◆ Excerpt from a dataset:

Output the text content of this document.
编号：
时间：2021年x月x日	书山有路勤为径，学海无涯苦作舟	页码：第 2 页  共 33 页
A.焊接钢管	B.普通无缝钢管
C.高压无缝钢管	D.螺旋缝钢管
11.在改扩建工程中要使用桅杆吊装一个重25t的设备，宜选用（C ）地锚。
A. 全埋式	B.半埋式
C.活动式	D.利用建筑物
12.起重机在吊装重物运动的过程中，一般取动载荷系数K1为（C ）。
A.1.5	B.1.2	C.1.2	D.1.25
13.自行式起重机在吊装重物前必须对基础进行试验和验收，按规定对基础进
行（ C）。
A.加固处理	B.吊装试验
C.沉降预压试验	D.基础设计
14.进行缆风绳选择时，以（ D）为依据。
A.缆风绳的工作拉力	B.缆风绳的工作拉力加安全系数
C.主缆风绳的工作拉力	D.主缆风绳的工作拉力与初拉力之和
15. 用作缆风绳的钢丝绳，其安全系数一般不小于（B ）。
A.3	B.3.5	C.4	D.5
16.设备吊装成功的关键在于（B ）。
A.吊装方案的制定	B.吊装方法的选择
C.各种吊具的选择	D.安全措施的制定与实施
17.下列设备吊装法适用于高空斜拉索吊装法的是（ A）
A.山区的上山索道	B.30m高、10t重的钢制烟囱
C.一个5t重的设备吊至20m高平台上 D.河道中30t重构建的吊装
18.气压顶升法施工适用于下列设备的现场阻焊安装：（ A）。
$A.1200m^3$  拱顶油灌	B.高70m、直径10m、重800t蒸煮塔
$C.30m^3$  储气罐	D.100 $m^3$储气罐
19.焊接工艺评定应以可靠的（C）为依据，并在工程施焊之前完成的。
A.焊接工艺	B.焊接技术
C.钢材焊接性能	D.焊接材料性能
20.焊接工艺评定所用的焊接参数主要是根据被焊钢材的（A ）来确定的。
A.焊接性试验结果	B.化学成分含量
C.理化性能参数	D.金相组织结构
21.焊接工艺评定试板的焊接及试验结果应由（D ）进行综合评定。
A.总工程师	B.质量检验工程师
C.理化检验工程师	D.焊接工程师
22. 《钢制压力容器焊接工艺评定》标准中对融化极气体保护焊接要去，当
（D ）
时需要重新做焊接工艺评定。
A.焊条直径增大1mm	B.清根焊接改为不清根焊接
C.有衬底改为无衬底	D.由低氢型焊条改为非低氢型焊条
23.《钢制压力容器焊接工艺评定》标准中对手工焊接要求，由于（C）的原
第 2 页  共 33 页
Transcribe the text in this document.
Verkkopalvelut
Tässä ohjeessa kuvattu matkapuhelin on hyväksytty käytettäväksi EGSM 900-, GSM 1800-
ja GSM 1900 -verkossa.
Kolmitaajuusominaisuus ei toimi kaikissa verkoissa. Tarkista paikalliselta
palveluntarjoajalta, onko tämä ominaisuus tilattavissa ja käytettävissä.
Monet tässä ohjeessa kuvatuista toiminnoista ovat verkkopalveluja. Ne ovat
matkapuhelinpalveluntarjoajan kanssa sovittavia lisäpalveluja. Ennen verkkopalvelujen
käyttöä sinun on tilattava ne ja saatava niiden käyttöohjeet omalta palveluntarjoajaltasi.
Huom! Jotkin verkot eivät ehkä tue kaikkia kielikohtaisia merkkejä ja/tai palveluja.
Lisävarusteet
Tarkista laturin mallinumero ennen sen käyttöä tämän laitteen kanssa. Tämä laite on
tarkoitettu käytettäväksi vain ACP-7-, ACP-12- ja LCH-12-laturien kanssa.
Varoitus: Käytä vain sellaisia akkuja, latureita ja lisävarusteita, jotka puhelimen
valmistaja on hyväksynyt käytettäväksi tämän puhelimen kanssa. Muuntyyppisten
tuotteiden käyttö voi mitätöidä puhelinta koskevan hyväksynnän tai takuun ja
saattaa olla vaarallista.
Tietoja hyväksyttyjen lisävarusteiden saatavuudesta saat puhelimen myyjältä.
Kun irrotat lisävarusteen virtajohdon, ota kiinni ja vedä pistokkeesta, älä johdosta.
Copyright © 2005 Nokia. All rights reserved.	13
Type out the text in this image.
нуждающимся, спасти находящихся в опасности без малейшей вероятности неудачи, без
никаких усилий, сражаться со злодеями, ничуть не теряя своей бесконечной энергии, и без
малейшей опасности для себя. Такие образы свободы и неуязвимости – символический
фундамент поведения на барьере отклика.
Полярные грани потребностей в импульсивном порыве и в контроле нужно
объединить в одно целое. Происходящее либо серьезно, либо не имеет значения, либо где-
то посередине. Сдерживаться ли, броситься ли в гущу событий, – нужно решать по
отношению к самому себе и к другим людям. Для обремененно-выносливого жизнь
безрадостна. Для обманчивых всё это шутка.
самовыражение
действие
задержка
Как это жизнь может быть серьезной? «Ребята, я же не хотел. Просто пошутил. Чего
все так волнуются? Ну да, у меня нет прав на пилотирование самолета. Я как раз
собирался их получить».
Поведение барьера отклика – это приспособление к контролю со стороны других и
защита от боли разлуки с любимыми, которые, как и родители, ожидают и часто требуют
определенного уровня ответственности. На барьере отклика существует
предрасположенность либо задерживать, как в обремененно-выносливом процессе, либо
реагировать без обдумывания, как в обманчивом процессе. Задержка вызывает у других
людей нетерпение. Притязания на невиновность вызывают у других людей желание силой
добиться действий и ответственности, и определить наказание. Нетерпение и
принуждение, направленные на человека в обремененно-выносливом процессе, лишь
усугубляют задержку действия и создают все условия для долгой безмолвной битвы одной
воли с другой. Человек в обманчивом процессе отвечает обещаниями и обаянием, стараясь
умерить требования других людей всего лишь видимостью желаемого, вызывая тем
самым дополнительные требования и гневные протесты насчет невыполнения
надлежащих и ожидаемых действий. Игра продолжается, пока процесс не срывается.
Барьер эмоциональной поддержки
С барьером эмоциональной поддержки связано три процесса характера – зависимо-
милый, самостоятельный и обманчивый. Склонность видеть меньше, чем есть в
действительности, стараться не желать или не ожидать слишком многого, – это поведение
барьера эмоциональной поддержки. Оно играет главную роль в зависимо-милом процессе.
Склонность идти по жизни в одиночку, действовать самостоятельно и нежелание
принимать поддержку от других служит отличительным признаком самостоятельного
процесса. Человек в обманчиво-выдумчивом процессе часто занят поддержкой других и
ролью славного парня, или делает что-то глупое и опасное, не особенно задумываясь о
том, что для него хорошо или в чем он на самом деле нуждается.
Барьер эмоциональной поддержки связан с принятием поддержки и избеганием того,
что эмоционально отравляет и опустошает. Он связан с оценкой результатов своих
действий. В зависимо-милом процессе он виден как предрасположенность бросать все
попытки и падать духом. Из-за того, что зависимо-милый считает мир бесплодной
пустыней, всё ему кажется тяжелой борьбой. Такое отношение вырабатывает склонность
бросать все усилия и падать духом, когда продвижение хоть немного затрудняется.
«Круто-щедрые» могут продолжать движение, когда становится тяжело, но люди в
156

◆ Written task: In the records above, how many lines include "käyttöä"? Give that number and nothing more.

◆ Correct result: 2